Rewrite each of the entries below so that "chart" becomes "figure" and nothing else changes. Omit the pictures.

── ENTRIES SHOWN ──

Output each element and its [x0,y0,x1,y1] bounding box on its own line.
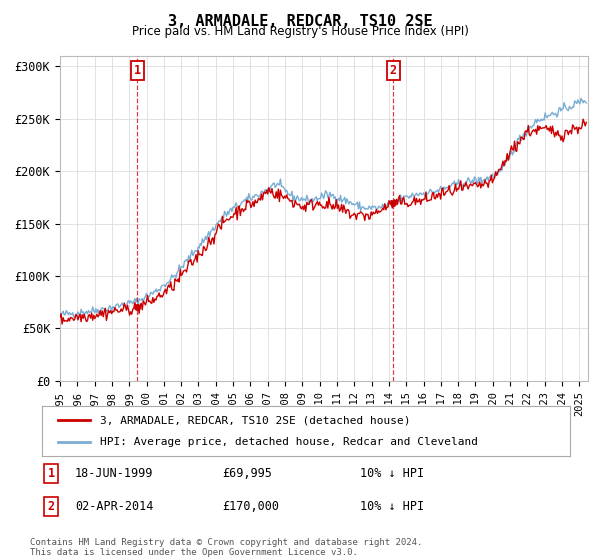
Text: 02-APR-2014: 02-APR-2014 [75,500,154,514]
Text: Price paid vs. HM Land Registry's House Price Index (HPI): Price paid vs. HM Land Registry's House … [131,25,469,38]
Text: 3, ARMADALE, REDCAR, TS10 2SE: 3, ARMADALE, REDCAR, TS10 2SE [167,14,433,29]
Text: 18-JUN-1999: 18-JUN-1999 [75,466,154,480]
Text: £69,995: £69,995 [222,466,272,480]
Text: 2: 2 [47,500,55,514]
Text: £170,000: £170,000 [222,500,279,514]
Text: 1: 1 [47,466,55,480]
Text: 10% ↓ HPI: 10% ↓ HPI [360,466,424,480]
Text: 1: 1 [134,64,141,77]
Text: 10% ↓ HPI: 10% ↓ HPI [360,500,424,514]
Text: 2: 2 [389,64,397,77]
Text: HPI: Average price, detached house, Redcar and Cleveland: HPI: Average price, detached house, Redc… [100,437,478,447]
Text: Contains HM Land Registry data © Crown copyright and database right 2024.
This d: Contains HM Land Registry data © Crown c… [30,538,422,557]
Text: 3, ARMADALE, REDCAR, TS10 2SE (detached house): 3, ARMADALE, REDCAR, TS10 2SE (detached … [100,415,410,425]
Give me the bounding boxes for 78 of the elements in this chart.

───

§ **WRITTEN REPLY**
Output each element and its [x0,y0,x1,y1] bounding box on its own line.
Text: 02-APR-2014: 02-APR-2014 [75,500,154,514]
Text: Price paid vs. HM Land Registry's House Price Index (HPI): Price paid vs. HM Land Registry's House … [131,25,469,38]
Text: 3, ARMADALE, REDCAR, TS10 2SE: 3, ARMADALE, REDCAR, TS10 2SE [167,14,433,29]
Text: 18-JUN-1999: 18-JUN-1999 [75,466,154,480]
Text: £69,995: £69,995 [222,466,272,480]
Text: 2: 2 [47,500,55,514]
Text: £170,000: £170,000 [222,500,279,514]
Text: 1: 1 [47,466,55,480]
Text: 10% ↓ HPI: 10% ↓ HPI [360,466,424,480]
Text: 1: 1 [134,64,141,77]
Text: 10% ↓ HPI: 10% ↓ HPI [360,500,424,514]
Text: 2: 2 [389,64,397,77]
Text: HPI: Average price, detached house, Redcar and Cleveland: HPI: Average price, detached house, Redc… [100,437,478,447]
Text: Contains HM Land Registry data © Crown copyright and database right 2024.
This d: Contains HM Land Registry data © Crown c… [30,538,422,557]
Text: 3, ARMADALE, REDCAR, TS10 2SE (detached house): 3, ARMADALE, REDCAR, TS10 2SE (detached … [100,415,410,425]
Give me the bounding boxes for 78 of the elements in this figure.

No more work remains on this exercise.